• _Requirement_: Across the material below, how many lines contain the word "проведения"? Give only the number.
========
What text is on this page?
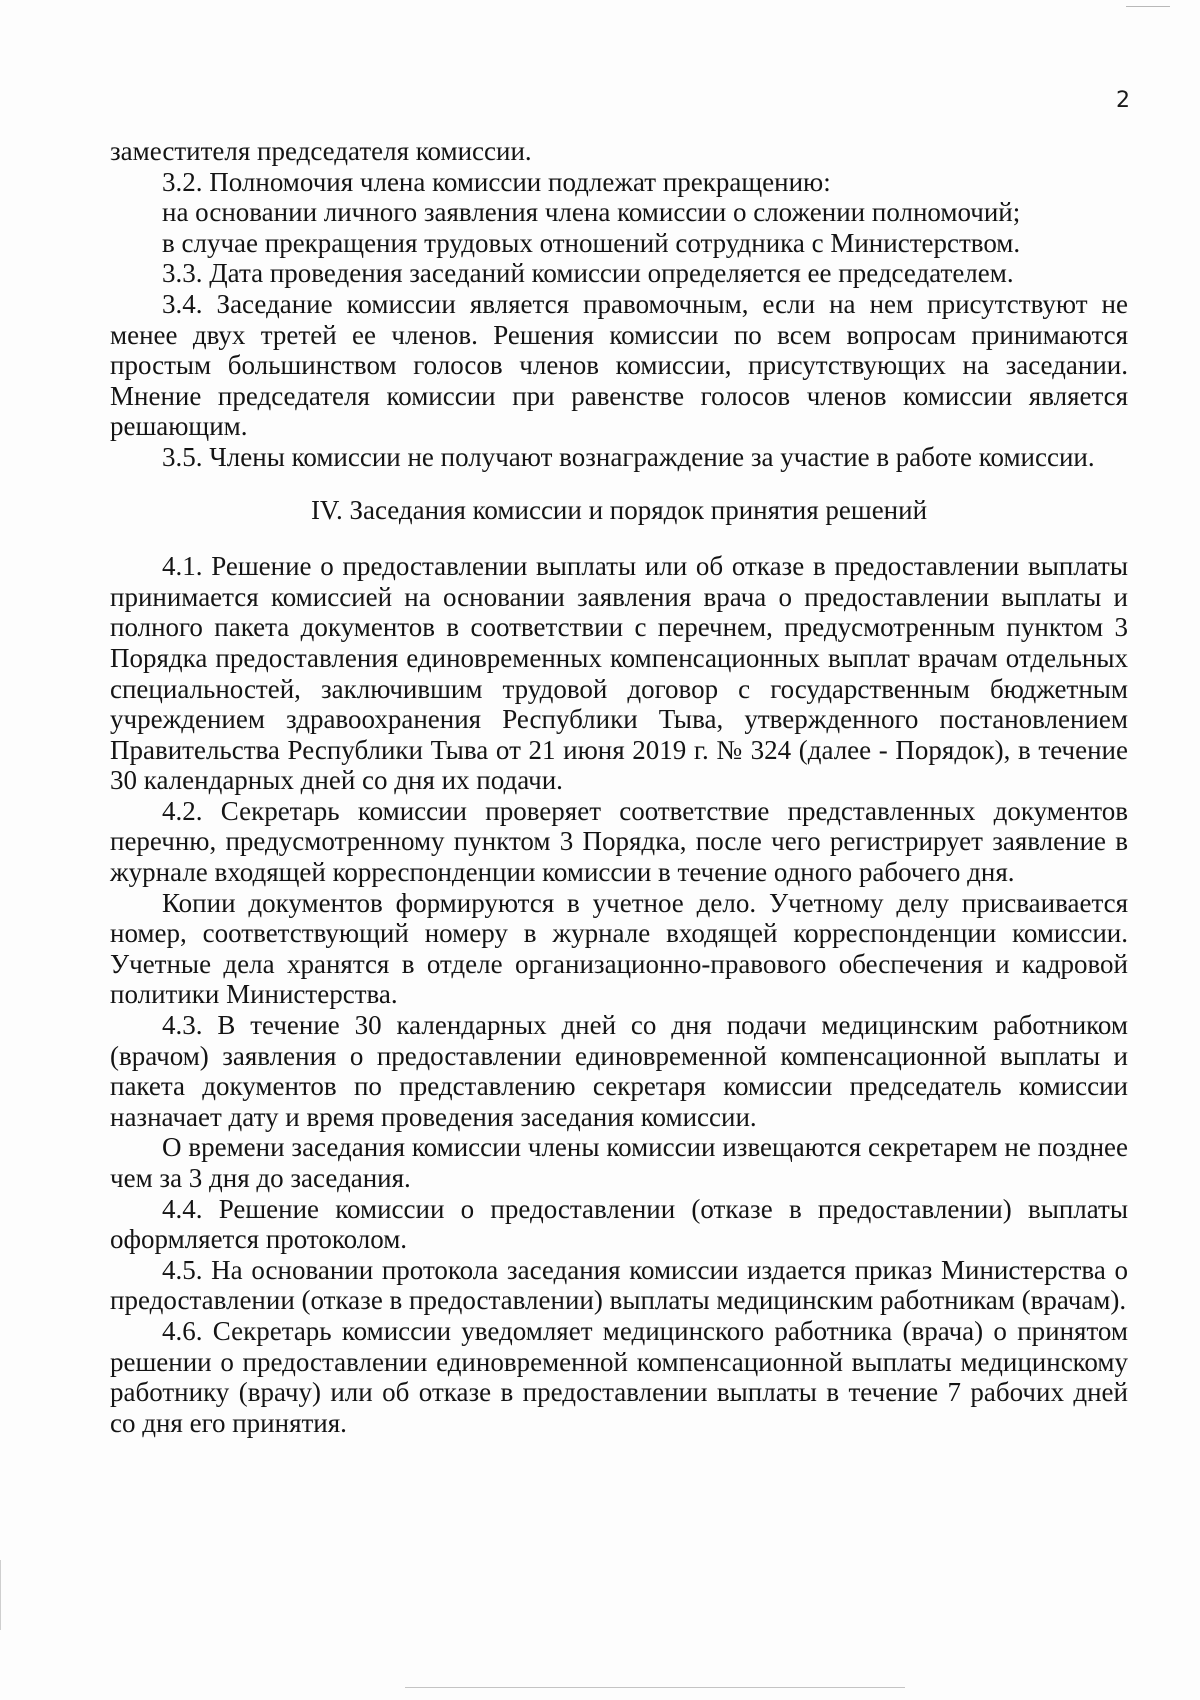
2

заместителя председателя комиссии.

3.2. Полномочия члена комиссии подлежат прекращению:

на основании личного заявления члена комиссии о сложении полномочий;

в случае прекращения трудовых отношений сотрудника с Министерством.

3.3. Дата проведения заседаний комиссии определяется ее председателем.

3.4. Заседание комиссии является правомочным, если на нем присутствуют не менее двух третей ее членов. Решения комиссии по всем вопросам принимаются простым большинством голосов членов комиссии, присутствующих на заседании. Мнение председателя комиссии при равенстве голосов членов комиссии является решающим.

3.5. Члены комиссии не получают вознаграждение за участие в работе комиссии.

IV. Заседания комиссии и порядок принятия решений

4.1. Решение о предоставлении выплаты или об отказе в предоставлении выплаты принимается комиссией на основании заявления врача о предоставлении выплаты и полного пакета документов в соответствии с перечнем, предусмотренным пунктом 3 Порядка предоставления единовременных компенсационных выплат врачам отдельных специальностей, заключившим трудовой договор с государственным бюджетным учреждением здравоохранения Республики Тыва, утвержденного постановлением Правительства Республики Тыва от 21 июня 2019 г. № 324 (далее - Порядок), в течение 30 календарных дней со дня их подачи.

4.2. Секретарь комиссии проверяет соответствие представленных документов перечню, предусмотренному пунктом 3 Порядка, после чего регистрирует заявление в журнале входящей корреспонденции комиссии в течение одного рабочего дня.

Копии документов формируются в учетное дело. Учетному делу присваивается номер, соответствующий номеру в журнале входящей корреспонденции комиссии. Учетные дела хранятся в отделе организационно-правового обеспечения и кадровой политики Министерства.

4.3. В течение 30 календарных дней со дня подачи медицинским работником (врачом) заявления о предоставлении единовременной компенсационной выплаты и пакета документов по представлению секретаря комиссии председатель комиссии назначает дату и время проведения заседания комиссии.

О времени заседания комиссии члены комиссии извещаются секретарем не позднее чем за 3 дня до заседания.

4.4. Решение комиссии о предоставлении (отказе в предоставлении) выплаты оформляется протоколом.

4.5. На основании протокола заседания комиссии издается приказ Министерства о предоставлении (отказе в предоставлении) выплаты медицинским работникам (врачам).

4.6. Секретарь комиссии уведомляет медицинского работника (врача) о принятом решении о предоставлении единовременной компенсационной выплаты медицинскому работнику (врачу) или об отказе в предоставлении выплаты в течение 7 рабочих дней со дня его принятия.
========
• _The solution_: 2